Select the lines below containing the word "недостаточности".

* BEGIN DATA IN THIS EXERCISE *

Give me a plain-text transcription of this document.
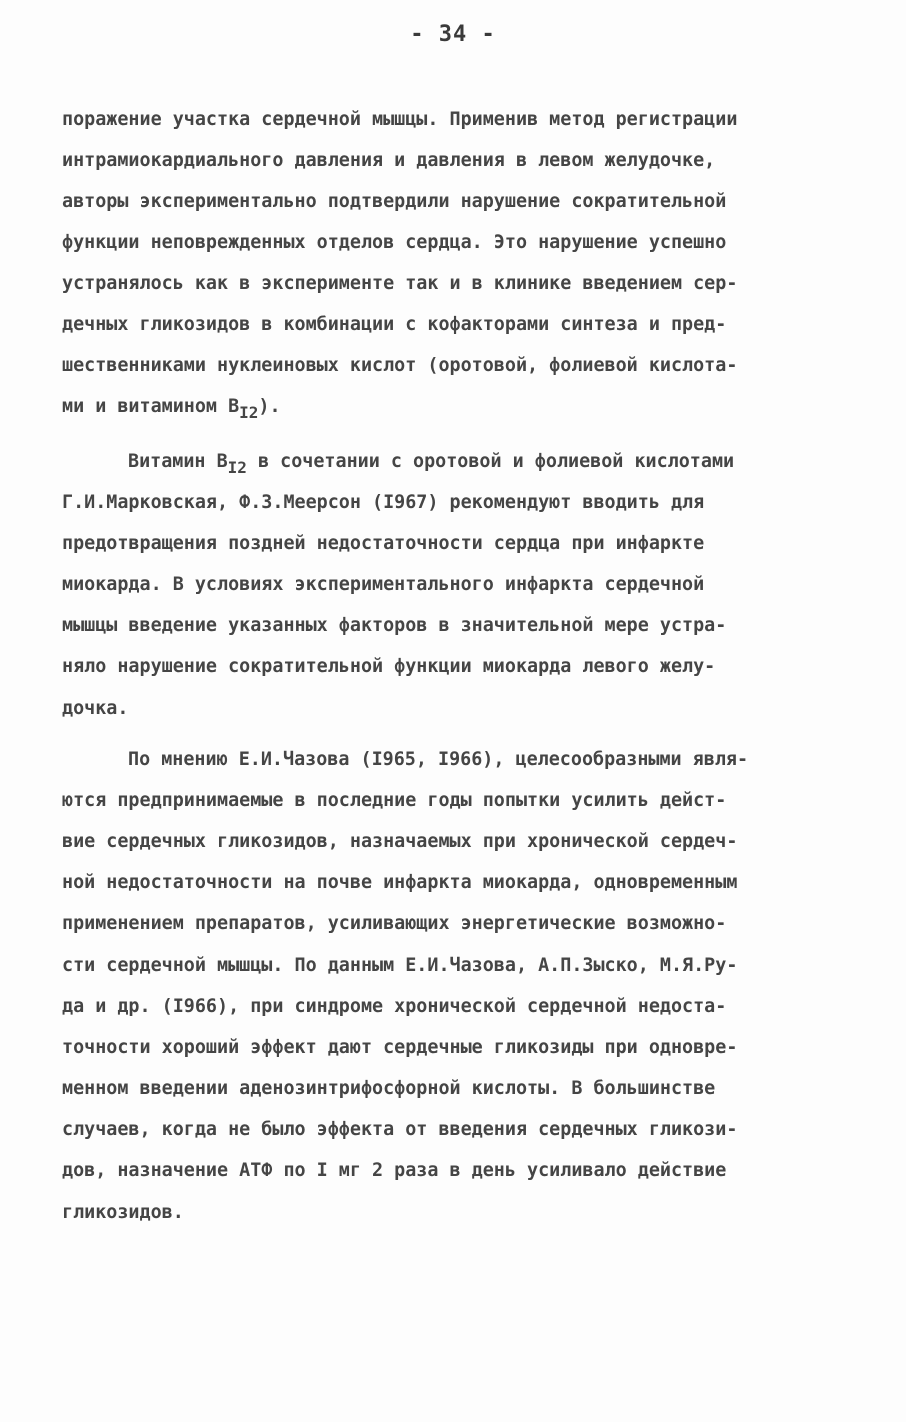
- 34 -
поражение участка сердечной мышцы. Применив метод регистрации
интрамиокардиального давления и давления в левом желудочке,
авторы экспериментально подтвердили нарушение сократительной
функции неповрежденных отделов сердца. Это нарушение успешно
устранялось как в эксперименте так и в клинике введением сер-
дечных гликозидов в комбинации с кофакторами синтеза и пред-
шественниками нуклеиновых кислот (оротовой, фолиевой кислота-
ми и витамином $В_{I2}$).
Витамин $В_{I2}$ в сочетании с оротовой и фолиевой кислотами
Г.И.Марковская, Ф.З.Меерсон (I967) рекомендуют вводить для
предотвращения поздней недостаточности сердца при инфаркте
миокарда. В условиях экспериментального инфаркта сердечной
мышцы введение указанных факторов в значительной мере устра-
няло нарушение сократительной функции миокарда левого желу-
дочка.
По мнению Е.И.Чазова (I965, I966), целесообразными явля-
ются предпринимаемые в последние годы попытки усилить дейст-
вие сердечных гликозидов, назначаемых при хронической сердеч-
ной недостаточности на почве инфаркта миокарда, одновременным
применением препаратов, усиливающих энергетические возможно-
сти сердечной мышцы. По данным Е.И.Чазова, А.П.Зыско, М.Я.Ру-
да и др. (I966), при синдроме хронической сердечной недоста-
точности хороший эффект дают сердечные гликозиды при одновре-
менном введении аденозинтрифосфорной кислоты. В большинстве
случаев, когда не было эффекта от введения сердечных гликози-
дов, назначение АТФ по I мг 2 раза в день усиливало действие
гликозидов.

* END DATA IN THIS EXERCISE *

--- EXERCISE ANSWER ---
предотвращения поздней недостаточности сердца при инфаркте
ной недостаточности на почве инфаркта миокарда, одновременным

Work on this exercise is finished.